### [Instructions for the task]
Without the pictures, set down every line of the data exactly.

### [Stored records]
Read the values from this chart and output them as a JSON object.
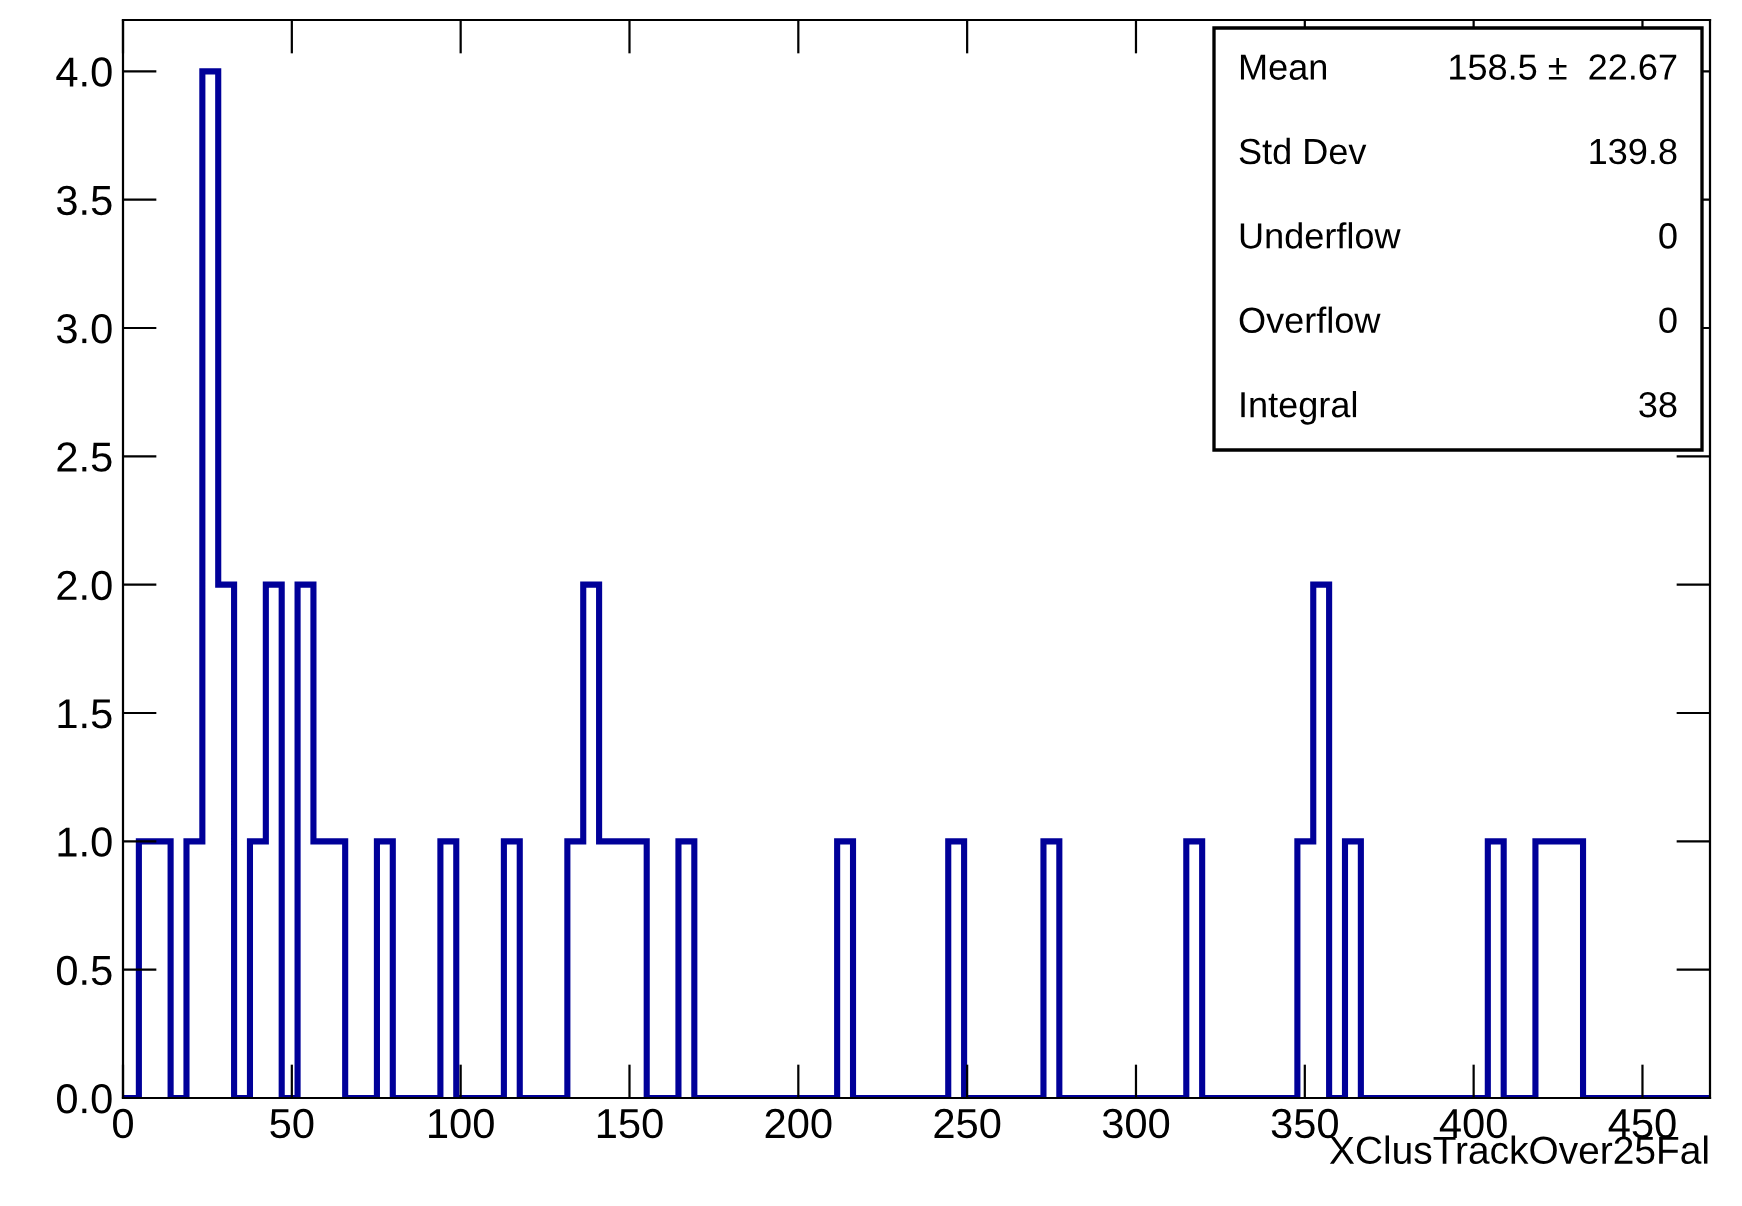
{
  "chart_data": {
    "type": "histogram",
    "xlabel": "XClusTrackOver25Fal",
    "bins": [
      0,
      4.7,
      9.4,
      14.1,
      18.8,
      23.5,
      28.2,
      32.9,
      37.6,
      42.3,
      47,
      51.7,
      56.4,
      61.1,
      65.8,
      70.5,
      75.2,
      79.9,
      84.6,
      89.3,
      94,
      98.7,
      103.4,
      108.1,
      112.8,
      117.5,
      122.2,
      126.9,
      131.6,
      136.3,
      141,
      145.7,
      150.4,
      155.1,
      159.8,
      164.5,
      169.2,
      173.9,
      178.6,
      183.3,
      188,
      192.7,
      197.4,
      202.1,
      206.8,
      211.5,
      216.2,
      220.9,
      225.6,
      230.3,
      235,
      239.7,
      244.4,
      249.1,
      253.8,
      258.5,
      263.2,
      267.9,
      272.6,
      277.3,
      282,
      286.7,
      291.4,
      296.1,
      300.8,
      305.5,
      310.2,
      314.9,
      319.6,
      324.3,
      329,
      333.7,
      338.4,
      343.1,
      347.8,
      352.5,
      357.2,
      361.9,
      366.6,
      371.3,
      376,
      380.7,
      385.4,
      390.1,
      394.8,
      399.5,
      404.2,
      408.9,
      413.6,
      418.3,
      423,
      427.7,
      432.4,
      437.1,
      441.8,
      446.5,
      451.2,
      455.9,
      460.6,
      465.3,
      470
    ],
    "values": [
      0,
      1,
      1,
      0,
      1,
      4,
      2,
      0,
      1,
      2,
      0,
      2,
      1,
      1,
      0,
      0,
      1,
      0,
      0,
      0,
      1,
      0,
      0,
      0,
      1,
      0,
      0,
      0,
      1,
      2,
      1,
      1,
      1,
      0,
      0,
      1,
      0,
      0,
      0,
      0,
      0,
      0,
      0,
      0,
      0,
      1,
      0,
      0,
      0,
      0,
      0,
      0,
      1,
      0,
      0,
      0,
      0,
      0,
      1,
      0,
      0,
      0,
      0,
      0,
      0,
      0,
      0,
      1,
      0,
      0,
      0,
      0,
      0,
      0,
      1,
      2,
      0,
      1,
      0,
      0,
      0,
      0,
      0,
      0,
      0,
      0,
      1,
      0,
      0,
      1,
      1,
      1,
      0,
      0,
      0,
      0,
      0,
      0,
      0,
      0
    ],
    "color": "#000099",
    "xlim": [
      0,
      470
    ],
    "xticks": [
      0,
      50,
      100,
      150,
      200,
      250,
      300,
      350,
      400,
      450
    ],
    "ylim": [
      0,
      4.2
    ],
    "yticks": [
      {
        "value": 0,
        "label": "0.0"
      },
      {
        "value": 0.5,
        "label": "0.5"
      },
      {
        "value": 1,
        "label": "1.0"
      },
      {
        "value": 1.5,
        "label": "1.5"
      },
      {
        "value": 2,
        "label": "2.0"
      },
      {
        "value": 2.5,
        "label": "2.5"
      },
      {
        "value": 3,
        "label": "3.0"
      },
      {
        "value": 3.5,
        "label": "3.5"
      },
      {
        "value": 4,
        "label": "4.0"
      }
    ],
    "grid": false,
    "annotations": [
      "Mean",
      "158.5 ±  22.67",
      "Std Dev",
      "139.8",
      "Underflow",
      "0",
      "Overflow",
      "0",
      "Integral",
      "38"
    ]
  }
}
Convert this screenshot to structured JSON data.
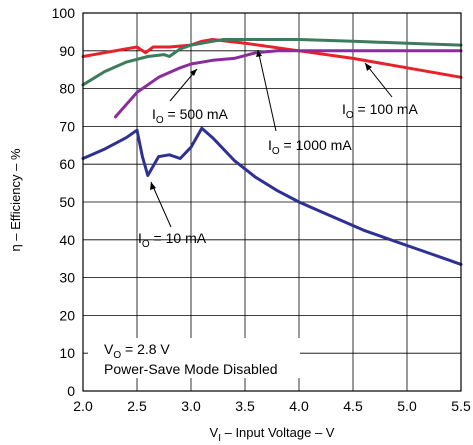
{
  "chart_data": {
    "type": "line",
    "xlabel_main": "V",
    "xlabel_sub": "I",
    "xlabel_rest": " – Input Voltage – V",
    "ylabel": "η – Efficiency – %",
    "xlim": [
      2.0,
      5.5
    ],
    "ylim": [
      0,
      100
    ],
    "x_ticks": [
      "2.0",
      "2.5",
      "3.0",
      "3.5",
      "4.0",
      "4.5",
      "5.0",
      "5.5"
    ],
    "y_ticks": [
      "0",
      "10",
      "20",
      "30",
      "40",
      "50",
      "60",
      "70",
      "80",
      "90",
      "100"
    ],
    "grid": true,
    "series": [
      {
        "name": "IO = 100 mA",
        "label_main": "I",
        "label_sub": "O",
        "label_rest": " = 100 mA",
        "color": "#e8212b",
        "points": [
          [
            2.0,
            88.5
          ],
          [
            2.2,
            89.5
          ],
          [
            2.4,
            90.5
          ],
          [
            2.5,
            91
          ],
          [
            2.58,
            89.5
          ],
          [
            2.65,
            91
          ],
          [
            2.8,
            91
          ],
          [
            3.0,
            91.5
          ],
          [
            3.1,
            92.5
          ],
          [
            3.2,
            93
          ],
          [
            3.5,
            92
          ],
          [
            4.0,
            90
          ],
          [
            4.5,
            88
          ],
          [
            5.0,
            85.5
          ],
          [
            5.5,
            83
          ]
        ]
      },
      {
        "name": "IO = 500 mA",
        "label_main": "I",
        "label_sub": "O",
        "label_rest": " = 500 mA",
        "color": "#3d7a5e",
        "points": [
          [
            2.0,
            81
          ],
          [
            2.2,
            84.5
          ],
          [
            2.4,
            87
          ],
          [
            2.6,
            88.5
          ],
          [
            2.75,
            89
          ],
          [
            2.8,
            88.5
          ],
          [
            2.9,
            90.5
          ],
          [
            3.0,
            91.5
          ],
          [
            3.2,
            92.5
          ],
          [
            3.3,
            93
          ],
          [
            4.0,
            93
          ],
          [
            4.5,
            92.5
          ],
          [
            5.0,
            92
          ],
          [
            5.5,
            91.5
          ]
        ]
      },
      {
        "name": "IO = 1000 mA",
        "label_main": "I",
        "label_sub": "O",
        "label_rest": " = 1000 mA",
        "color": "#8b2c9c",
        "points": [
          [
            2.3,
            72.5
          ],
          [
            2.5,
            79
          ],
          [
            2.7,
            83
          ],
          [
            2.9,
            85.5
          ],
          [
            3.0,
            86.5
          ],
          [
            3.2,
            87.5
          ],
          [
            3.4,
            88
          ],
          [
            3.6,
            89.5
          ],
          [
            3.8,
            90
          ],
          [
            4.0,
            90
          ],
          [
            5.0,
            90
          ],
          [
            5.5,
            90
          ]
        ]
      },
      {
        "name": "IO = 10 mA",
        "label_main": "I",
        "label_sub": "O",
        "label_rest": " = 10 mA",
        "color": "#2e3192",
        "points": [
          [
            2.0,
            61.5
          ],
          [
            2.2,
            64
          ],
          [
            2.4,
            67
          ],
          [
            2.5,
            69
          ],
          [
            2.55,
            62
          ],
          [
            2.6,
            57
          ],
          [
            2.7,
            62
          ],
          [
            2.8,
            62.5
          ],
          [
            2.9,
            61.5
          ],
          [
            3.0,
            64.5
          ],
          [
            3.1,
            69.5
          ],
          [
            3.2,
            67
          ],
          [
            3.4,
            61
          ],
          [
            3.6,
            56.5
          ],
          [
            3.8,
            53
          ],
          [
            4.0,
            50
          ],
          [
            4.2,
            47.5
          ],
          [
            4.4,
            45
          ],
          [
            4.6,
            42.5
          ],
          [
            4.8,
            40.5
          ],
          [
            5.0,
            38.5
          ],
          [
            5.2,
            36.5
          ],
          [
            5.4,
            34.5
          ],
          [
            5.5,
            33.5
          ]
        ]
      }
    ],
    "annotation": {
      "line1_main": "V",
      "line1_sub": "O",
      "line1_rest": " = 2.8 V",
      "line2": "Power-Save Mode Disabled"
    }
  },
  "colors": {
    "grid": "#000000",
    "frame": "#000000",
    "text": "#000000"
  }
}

### [Written answer]
Read the values from this chart and output them as a JSON object.
{
  "chart_data": {
    "type": "histogram",
    "xlabel": "XClusTrackOver25Fal",
    "bins": [
      0,
      4.7,
      9.4,
      14.1,
      18.8,
      23.5,
      28.2,
      32.9,
      37.6,
      42.3,
      47,
      51.7,
      56.4,
      61.1,
      65.8,
      70.5,
      75.2,
      79.9,
      84.6,
      89.3,
      94,
      98.7,
      103.4,
      108.1,
      112.8,
      117.5,
      122.2,
      126.9,
      131.6,
      136.3,
      141,
      145.7,
      150.4,
      155.1,
      159.8,
      164.5,
      169.2,
      173.9,
      178.6,
      183.3,
      188,
      192.7,
      197.4,
      202.1,
      206.8,
      211.5,
      216.2,
      220.9,
      225.6,
      230.3,
      235,
      239.7,
      244.4,
      249.1,
      253.8,
      258.5,
      263.2,
      267.9,
      272.6,
      277.3,
      282,
      286.7,
      291.4,
      296.1,
      300.8,
      305.5,
      310.2,
      314.9,
      319.6,
      324.3,
      329,
      333.7,
      338.4,
      343.1,
      347.8,
      352.5,
      357.2,
      361.9,
      366.6,
      371.3,
      376,
      380.7,
      385.4,
      390.1,
      394.8,
      399.5,
      404.2,
      408.9,
      413.6,
      418.3,
      423,
      427.7,
      432.4,
      437.1,
      441.8,
      446.5,
      451.2,
      455.9,
      460.6,
      465.3,
      470
    ],
    "values": [
      0,
      1,
      1,
      0,
      1,
      4,
      2,
      0,
      1,
      2,
      0,
      2,
      1,
      1,
      0,
      0,
      1,
      0,
      0,
      0,
      1,
      0,
      0,
      0,
      1,
      0,
      0,
      0,
      1,
      2,
      1,
      1,
      1,
      0,
      0,
      1,
      0,
      0,
      0,
      0,
      0,
      0,
      0,
      0,
      0,
      1,
      0,
      0,
      0,
      0,
      0,
      0,
      1,
      0,
      0,
      0,
      0,
      0,
      1,
      0,
      0,
      0,
      0,
      0,
      0,
      0,
      0,
      1,
      0,
      0,
      0,
      0,
      0,
      0,
      1,
      2,
      0,
      1,
      0,
      0,
      0,
      0,
      0,
      0,
      0,
      0,
      1,
      0,
      0,
      1,
      1,
      1,
      0,
      0,
      0,
      0,
      0,
      0,
      0,
      0
    ],
    "color": "#000099",
    "xlim": [
      0,
      470
    ],
    "xticks": [
      0,
      50,
      100,
      150,
      200,
      250,
      300,
      350,
      400,
      450
    ],
    "ylim": [
      0,
      4.2
    ],
    "yticks": [
      {
        "value": 0,
        "label": "0.0"
      },
      {
        "value": 0.5,
        "label": "0.5"
      },
      {
        "value": 1,
        "label": "1.0"
      },
      {
        "value": 1.5,
        "label": "1.5"
      },
      {
        "value": 2,
        "label": "2.0"
      },
      {
        "value": 2.5,
        "label": "2.5"
      },
      {
        "value": 3,
        "label": "3.0"
      },
      {
        "value": 3.5,
        "label": "3.5"
      },
      {
        "value": 4,
        "label": "4.0"
      }
    ],
    "grid": false,
    "annotations": [
      "Mean",
      "158.5 ±  22.67",
      "Std Dev",
      "139.8",
      "Underflow",
      "0",
      "Overflow",
      "0",
      "Integral",
      "38"
    ]
  }
}
Convert this screenshot to structured JSON data.
{
  "chart_data": {
    "type": "line",
    "xlabel_main": "V",
    "xlabel_sub": "I",
    "xlabel_rest": " – Input Voltage – V",
    "ylabel": "η – Efficiency – %",
    "xlim": [
      2.0,
      5.5
    ],
    "ylim": [
      0,
      100
    ],
    "x_ticks": [
      "2.0",
      "2.5",
      "3.0",
      "3.5",
      "4.0",
      "4.5",
      "5.0",
      "5.5"
    ],
    "y_ticks": [
      "0",
      "10",
      "20",
      "30",
      "40",
      "50",
      "60",
      "70",
      "80",
      "90",
      "100"
    ],
    "grid": true,
    "series": [
      {
        "name": "IO = 100 mA",
        "label_main": "I",
        "label_sub": "O",
        "label_rest": " = 100 mA",
        "color": "#e8212b",
        "points": [
          [
            2.0,
            88.5
          ],
          [
            2.2,
            89.5
          ],
          [
            2.4,
            90.5
          ],
          [
            2.5,
            91
          ],
          [
            2.58,
            89.5
          ],
          [
            2.65,
            91
          ],
          [
            2.8,
            91
          ],
          [
            3.0,
            91.5
          ],
          [
            3.1,
            92.5
          ],
          [
            3.2,
            93
          ],
          [
            3.5,
            92
          ],
          [
            4.0,
            90
          ],
          [
            4.5,
            88
          ],
          [
            5.0,
            85.5
          ],
          [
            5.5,
            83
          ]
        ]
      },
      {
        "name": "IO = 500 mA",
        "label_main": "I",
        "label_sub": "O",
        "label_rest": " = 500 mA",
        "color": "#3d7a5e",
        "points": [
          [
            2.0,
            81
          ],
          [
            2.2,
            84.5
          ],
          [
            2.4,
            87
          ],
          [
            2.6,
            88.5
          ],
          [
            2.75,
            89
          ],
          [
            2.8,
            88.5
          ],
          [
            2.9,
            90.5
          ],
          [
            3.0,
            91.5
          ],
          [
            3.2,
            92.5
          ],
          [
            3.3,
            93
          ],
          [
            4.0,
            93
          ],
          [
            4.5,
            92.5
          ],
          [
            5.0,
            92
          ],
          [
            5.5,
            91.5
          ]
        ]
      },
      {
        "name": "IO = 1000 mA",
        "label_main": "I",
        "label_sub": "O",
        "label_rest": " = 1000 mA",
        "color": "#8b2c9c",
        "points": [
          [
            2.3,
            72.5
          ],
          [
            2.5,
            79
          ],
          [
            2.7,
            83
          ],
          [
            2.9,
            85.5
          ],
          [
            3.0,
            86.5
          ],
          [
            3.2,
            87.5
          ],
          [
            3.4,
            88
          ],
          [
            3.6,
            89.5
          ],
          [
            3.8,
            90
          ],
          [
            4.0,
            90
          ],
          [
            5.0,
            90
          ],
          [
            5.5,
            90
          ]
        ]
      },
      {
        "name": "IO = 10 mA",
        "label_main": "I",
        "label_sub": "O",
        "label_rest": " = 10 mA",
        "color": "#2e3192",
        "points": [
          [
            2.0,
            61.5
          ],
          [
            2.2,
            64
          ],
          [
            2.4,
            67
          ],
          [
            2.5,
            69
          ],
          [
            2.55,
            62
          ],
          [
            2.6,
            57
          ],
          [
            2.7,
            62
          ],
          [
            2.8,
            62.5
          ],
          [
            2.9,
            61.5
          ],
          [
            3.0,
            64.5
          ],
          [
            3.1,
            69.5
          ],
          [
            3.2,
            67
          ],
          [
            3.4,
            61
          ],
          [
            3.6,
            56.5
          ],
          [
            3.8,
            53
          ],
          [
            4.0,
            50
          ],
          [
            4.2,
            47.5
          ],
          [
            4.4,
            45
          ],
          [
            4.6,
            42.5
          ],
          [
            4.8,
            40.5
          ],
          [
            5.0,
            38.5
          ],
          [
            5.2,
            36.5
          ],
          [
            5.4,
            34.5
          ],
          [
            5.5,
            33.5
          ]
        ]
      }
    ],
    "annotation": {
      "line1_main": "V",
      "line1_sub": "O",
      "line1_rest": " = 2.8 V",
      "line2": "Power-Save Mode Disabled"
    }
  },
  "colors": {
    "grid": "#000000",
    "frame": "#000000",
    "text": "#000000"
  }
}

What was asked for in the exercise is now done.